Look through the data below. Pick out the lines holding the string "title".

---------- PROVIDED ENTRIES

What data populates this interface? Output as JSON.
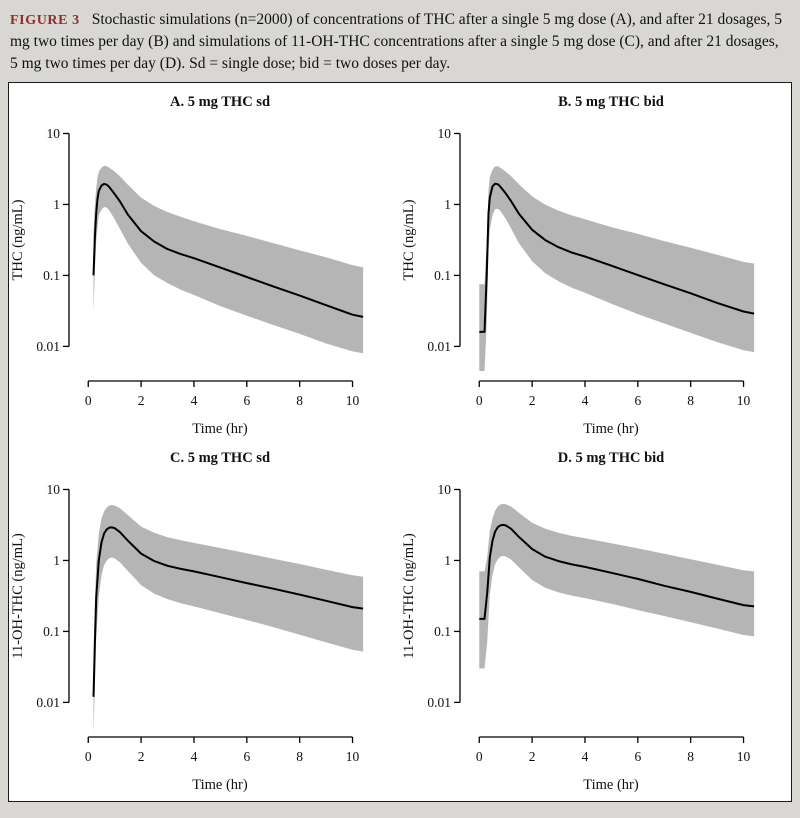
{
  "page": {
    "background": "#d8d7d3"
  },
  "caption": {
    "label": "FIGURE 3",
    "text": "Stochastic simulations (n=2000) of concentrations of THC after a single 5 mg dose (A), and after 21 dosages, 5 mg two times per day (B) and simulations of 11-OH-THC concentrations after a single 5 mg dose (C), and after 21 dosages, 5 mg two times per day (D). Sd = single dose; bid = two doses per day."
  },
  "style": {
    "band_color": "#b5b5b5",
    "line_color": "#000000",
    "caption_label_color": "#8f2f2a"
  },
  "chart_data": [
    {
      "type": "line",
      "title": "A. 5 mg THC sd",
      "xlabel": "Time (hr)",
      "ylabel": "THC (ng/mL)",
      "x_ticks": [
        0,
        2,
        4,
        6,
        8,
        10
      ],
      "y_ticks": [
        0.01,
        0.1,
        1,
        10
      ],
      "xlim": [
        0,
        10.4
      ],
      "ylim": [
        0.01,
        10
      ],
      "y_scale": "log10",
      "x": [
        0.2,
        0.25,
        0.3,
        0.35,
        0.4,
        0.5,
        0.6,
        0.7,
        0.8,
        1.0,
        1.2,
        1.5,
        2.0,
        2.5,
        3.0,
        3.5,
        4.0,
        5.0,
        6.0,
        7.0,
        8.0,
        9.0,
        10.0,
        10.4
      ],
      "median": [
        0.1,
        0.35,
        0.75,
        1.2,
        1.55,
        1.85,
        1.95,
        1.9,
        1.75,
        1.4,
        1.1,
        0.72,
        0.42,
        0.3,
        0.235,
        0.2,
        0.175,
        0.129,
        0.095,
        0.07,
        0.052,
        0.038,
        0.028,
        0.026
      ],
      "upper": [
        0.4,
        1.0,
        1.7,
        2.4,
        2.9,
        3.3,
        3.5,
        3.45,
        3.3,
        2.9,
        2.5,
        1.9,
        1.25,
        0.95,
        0.78,
        0.67,
        0.58,
        0.45,
        0.36,
        0.285,
        0.225,
        0.18,
        0.14,
        0.13
      ],
      "lower": [
        0.03,
        0.12,
        0.3,
        0.5,
        0.7,
        0.85,
        0.92,
        0.9,
        0.82,
        0.62,
        0.45,
        0.28,
        0.15,
        0.1,
        0.078,
        0.063,
        0.053,
        0.037,
        0.027,
        0.02,
        0.015,
        0.011,
        0.0085,
        0.008
      ]
    },
    {
      "type": "line",
      "title": "B. 5 mg THC bid",
      "xlabel": "Time (hr)",
      "ylabel": "THC (ng/mL)",
      "x_ticks": [
        0,
        2,
        4,
        6,
        8,
        10
      ],
      "y_ticks": [
        0.01,
        0.1,
        1,
        10
      ],
      "xlim": [
        0,
        10.4
      ],
      "ylim": [
        0.01,
        10
      ],
      "y_scale": "log10",
      "x": [
        0,
        0.1,
        0.2,
        0.28,
        0.35,
        0.4,
        0.5,
        0.6,
        0.7,
        0.8,
        1.0,
        1.2,
        1.5,
        2.0,
        2.5,
        3.0,
        3.5,
        4.0,
        5.0,
        6.0,
        7.0,
        8.0,
        9.0,
        10.0,
        10.4
      ],
      "median": [
        0.016,
        0.016,
        0.016,
        0.1,
        0.75,
        1.25,
        1.8,
        1.96,
        1.93,
        1.78,
        1.43,
        1.12,
        0.74,
        0.44,
        0.315,
        0.25,
        0.21,
        0.185,
        0.137,
        0.101,
        0.075,
        0.056,
        0.041,
        0.031,
        0.029
      ],
      "upper": [
        0.075,
        0.075,
        0.075,
        0.3,
        1.6,
        2.4,
        3.1,
        3.45,
        3.45,
        3.3,
        2.9,
        2.52,
        1.92,
        1.3,
        0.99,
        0.82,
        0.7,
        0.62,
        0.48,
        0.385,
        0.305,
        0.245,
        0.195,
        0.155,
        0.147
      ],
      "lower": [
        0.0045,
        0.0045,
        0.0045,
        0.02,
        0.22,
        0.45,
        0.7,
        0.86,
        0.87,
        0.81,
        0.63,
        0.46,
        0.285,
        0.158,
        0.107,
        0.083,
        0.067,
        0.057,
        0.04,
        0.0285,
        0.021,
        0.0155,
        0.0115,
        0.0088,
        0.0083
      ]
    },
    {
      "type": "line",
      "title": "C. 5 mg THC sd",
      "xlabel": "Time (hr)",
      "ylabel": "11-OH-THC (ng/mL)",
      "x_ticks": [
        0,
        2,
        4,
        6,
        8,
        10
      ],
      "y_ticks": [
        0.01,
        0.1,
        1,
        10
      ],
      "xlim": [
        0,
        10.4
      ],
      "ylim": [
        0.01,
        10
      ],
      "y_scale": "log10",
      "x": [
        0.2,
        0.25,
        0.3,
        0.4,
        0.5,
        0.6,
        0.7,
        0.8,
        0.9,
        1.0,
        1.2,
        1.5,
        2.0,
        2.5,
        3.0,
        3.5,
        4.0,
        5.0,
        6.0,
        7.0,
        8.0,
        9.0,
        10.0,
        10.4
      ],
      "median": [
        0.012,
        0.07,
        0.3,
        1.0,
        1.8,
        2.4,
        2.75,
        2.9,
        2.92,
        2.85,
        2.5,
        1.9,
        1.25,
        0.98,
        0.84,
        0.76,
        0.7,
        0.58,
        0.48,
        0.4,
        0.33,
        0.27,
        0.22,
        0.21
      ],
      "upper": [
        0.05,
        0.25,
        0.9,
        2.4,
        3.9,
        4.9,
        5.6,
        5.95,
        6.05,
        5.95,
        5.45,
        4.35,
        3.0,
        2.45,
        2.12,
        1.92,
        1.77,
        1.5,
        1.26,
        1.06,
        0.89,
        0.74,
        0.62,
        0.59
      ],
      "lower": [
        0.0035,
        0.017,
        0.08,
        0.31,
        0.62,
        0.86,
        1.0,
        1.08,
        1.1,
        1.07,
        0.94,
        0.71,
        0.45,
        0.34,
        0.285,
        0.25,
        0.225,
        0.18,
        0.145,
        0.115,
        0.09,
        0.07,
        0.055,
        0.052
      ]
    },
    {
      "type": "line",
      "title": "D. 5 mg THC bid",
      "xlabel": "Time (hr)",
      "ylabel": "11-OH-THC (ng/mL)",
      "x_ticks": [
        0,
        2,
        4,
        6,
        8,
        10
      ],
      "y_ticks": [
        0.01,
        0.1,
        1,
        10
      ],
      "xlim": [
        0,
        10.4
      ],
      "ylim": [
        0.01,
        10
      ],
      "y_scale": "log10",
      "x": [
        0,
        0.1,
        0.2,
        0.3,
        0.4,
        0.5,
        0.6,
        0.7,
        0.8,
        0.9,
        1.0,
        1.2,
        1.5,
        2.0,
        2.5,
        3.0,
        3.5,
        4.0,
        5.0,
        6.0,
        7.0,
        8.0,
        9.0,
        10.0,
        10.4
      ],
      "median": [
        0.15,
        0.15,
        0.15,
        0.35,
        1.1,
        1.9,
        2.55,
        2.95,
        3.12,
        3.17,
        3.12,
        2.8,
        2.15,
        1.45,
        1.13,
        0.98,
        0.88,
        0.81,
        0.67,
        0.55,
        0.44,
        0.36,
        0.29,
        0.235,
        0.225
      ],
      "upper": [
        0.7,
        0.7,
        0.7,
        1.1,
        2.6,
        3.9,
        5.0,
        5.75,
        6.15,
        6.3,
        6.2,
        5.75,
        4.7,
        3.4,
        2.8,
        2.45,
        2.22,
        2.05,
        1.75,
        1.48,
        1.24,
        1.04,
        0.87,
        0.73,
        0.7
      ],
      "lower": [
        0.03,
        0.03,
        0.03,
        0.07,
        0.33,
        0.63,
        0.88,
        1.04,
        1.13,
        1.16,
        1.14,
        1.03,
        0.8,
        0.53,
        0.41,
        0.355,
        0.32,
        0.295,
        0.245,
        0.2,
        0.165,
        0.135,
        0.11,
        0.089,
        0.085
      ]
    }
  ]
}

--------------------

#### EXERCISE ANSWER:
      "title": "A. 5 mg THC sd",
      "title": "B. 5 mg THC bid",
      "title": "C. 5 mg THC sd",
      "title": "D. 5 mg THC bid",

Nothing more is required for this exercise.